(Collection entries)
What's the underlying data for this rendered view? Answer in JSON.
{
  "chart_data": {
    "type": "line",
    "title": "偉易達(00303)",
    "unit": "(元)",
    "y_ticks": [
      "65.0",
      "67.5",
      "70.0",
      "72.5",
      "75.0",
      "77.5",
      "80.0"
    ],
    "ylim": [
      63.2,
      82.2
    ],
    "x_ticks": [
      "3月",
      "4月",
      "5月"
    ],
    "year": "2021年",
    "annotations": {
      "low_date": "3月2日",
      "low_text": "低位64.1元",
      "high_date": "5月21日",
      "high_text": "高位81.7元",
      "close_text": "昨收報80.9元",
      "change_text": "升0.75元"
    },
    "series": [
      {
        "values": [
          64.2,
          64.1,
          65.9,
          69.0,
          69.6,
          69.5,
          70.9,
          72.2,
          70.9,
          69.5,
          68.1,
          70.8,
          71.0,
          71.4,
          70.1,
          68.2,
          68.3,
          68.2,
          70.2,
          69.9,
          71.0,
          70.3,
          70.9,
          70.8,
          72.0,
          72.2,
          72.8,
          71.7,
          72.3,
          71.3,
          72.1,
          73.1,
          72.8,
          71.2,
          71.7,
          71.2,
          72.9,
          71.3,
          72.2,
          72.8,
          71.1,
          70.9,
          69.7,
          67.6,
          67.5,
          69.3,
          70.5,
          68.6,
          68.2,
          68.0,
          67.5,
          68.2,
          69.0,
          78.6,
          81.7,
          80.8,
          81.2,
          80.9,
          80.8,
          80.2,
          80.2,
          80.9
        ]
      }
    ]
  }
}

▸ Your goal: Write all of the records out again exactly.

▸ Solution to the problem:
What's the underlying data for this rendered view? Answer in JSON.
{
  "chart_data": {
    "type": "line",
    "title": "偉易達(00303)",
    "unit": "(元)",
    "y_ticks": [
      "65.0",
      "67.5",
      "70.0",
      "72.5",
      "75.0",
      "77.5",
      "80.0"
    ],
    "ylim": [
      63.2,
      82.2
    ],
    "x_ticks": [
      "3月",
      "4月",
      "5月"
    ],
    "year": "2021年",
    "annotations": {
      "low_date": "3月2日",
      "low_text": "低位64.1元",
      "high_date": "5月21日",
      "high_text": "高位81.7元",
      "close_text": "昨收報80.9元",
      "change_text": "升0.75元"
    },
    "series": [
      {
        "values": [
          64.2,
          64.1,
          65.9,
          69.0,
          69.6,
          69.5,
          70.9,
          72.2,
          70.9,
          69.5,
          68.1,
          70.8,
          71.0,
          71.4,
          70.1,
          68.2,
          68.3,
          68.2,
          70.2,
          69.9,
          71.0,
          70.3,
          70.9,
          70.8,
          72.0,
          72.2,
          72.8,
          71.7,
          72.3,
          71.3,
          72.1,
          73.1,
          72.8,
          71.2,
          71.7,
          71.2,
          72.9,
          71.3,
          72.2,
          72.8,
          71.1,
          70.9,
          69.7,
          67.6,
          67.5,
          69.3,
          70.5,
          68.6,
          68.2,
          68.0,
          67.5,
          68.2,
          69.0,
          78.6,
          81.7,
          80.8,
          81.2,
          80.9,
          80.8,
          80.2,
          80.2,
          80.9
        ]
      }
    ]
  }
}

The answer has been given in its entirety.